[Recorded data]
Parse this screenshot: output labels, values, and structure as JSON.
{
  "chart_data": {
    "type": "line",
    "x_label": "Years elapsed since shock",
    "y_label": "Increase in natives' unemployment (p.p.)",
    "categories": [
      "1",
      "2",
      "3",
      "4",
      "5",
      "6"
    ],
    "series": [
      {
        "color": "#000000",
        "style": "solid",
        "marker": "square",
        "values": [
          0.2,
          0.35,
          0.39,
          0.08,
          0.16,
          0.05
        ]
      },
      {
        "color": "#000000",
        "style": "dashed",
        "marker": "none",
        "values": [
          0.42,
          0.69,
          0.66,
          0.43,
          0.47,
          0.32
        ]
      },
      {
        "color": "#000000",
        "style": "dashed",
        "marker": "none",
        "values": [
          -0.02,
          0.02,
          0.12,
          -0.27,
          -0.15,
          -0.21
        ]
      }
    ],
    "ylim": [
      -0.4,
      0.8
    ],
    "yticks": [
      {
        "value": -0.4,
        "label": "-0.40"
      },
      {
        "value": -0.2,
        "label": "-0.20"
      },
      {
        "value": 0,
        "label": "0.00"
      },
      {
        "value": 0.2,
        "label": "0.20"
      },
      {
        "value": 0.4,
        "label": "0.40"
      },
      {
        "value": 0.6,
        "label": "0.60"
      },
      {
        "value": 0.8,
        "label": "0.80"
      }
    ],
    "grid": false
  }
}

> _THE TASK_
Recopy the entries above exactly, with every line included.

> _RESULT FOR THIS TASK_
Parse this screenshot: output labels, values, and structure as JSON.
{
  "chart_data": {
    "type": "line",
    "x_label": "Years elapsed since shock",
    "y_label": "Increase in natives' unemployment (p.p.)",
    "categories": [
      "1",
      "2",
      "3",
      "4",
      "5",
      "6"
    ],
    "series": [
      {
        "color": "#000000",
        "style": "solid",
        "marker": "square",
        "values": [
          0.2,
          0.35,
          0.39,
          0.08,
          0.16,
          0.05
        ]
      },
      {
        "color": "#000000",
        "style": "dashed",
        "marker": "none",
        "values": [
          0.42,
          0.69,
          0.66,
          0.43,
          0.47,
          0.32
        ]
      },
      {
        "color": "#000000",
        "style": "dashed",
        "marker": "none",
        "values": [
          -0.02,
          0.02,
          0.12,
          -0.27,
          -0.15,
          -0.21
        ]
      }
    ],
    "ylim": [
      -0.4,
      0.8
    ],
    "yticks": [
      {
        "value": -0.4,
        "label": "-0.40"
      },
      {
        "value": -0.2,
        "label": "-0.20"
      },
      {
        "value": 0,
        "label": "0.00"
      },
      {
        "value": 0.2,
        "label": "0.20"
      },
      {
        "value": 0.4,
        "label": "0.40"
      },
      {
        "value": 0.6,
        "label": "0.60"
      },
      {
        "value": 0.8,
        "label": "0.80"
      }
    ],
    "grid": false
  }
}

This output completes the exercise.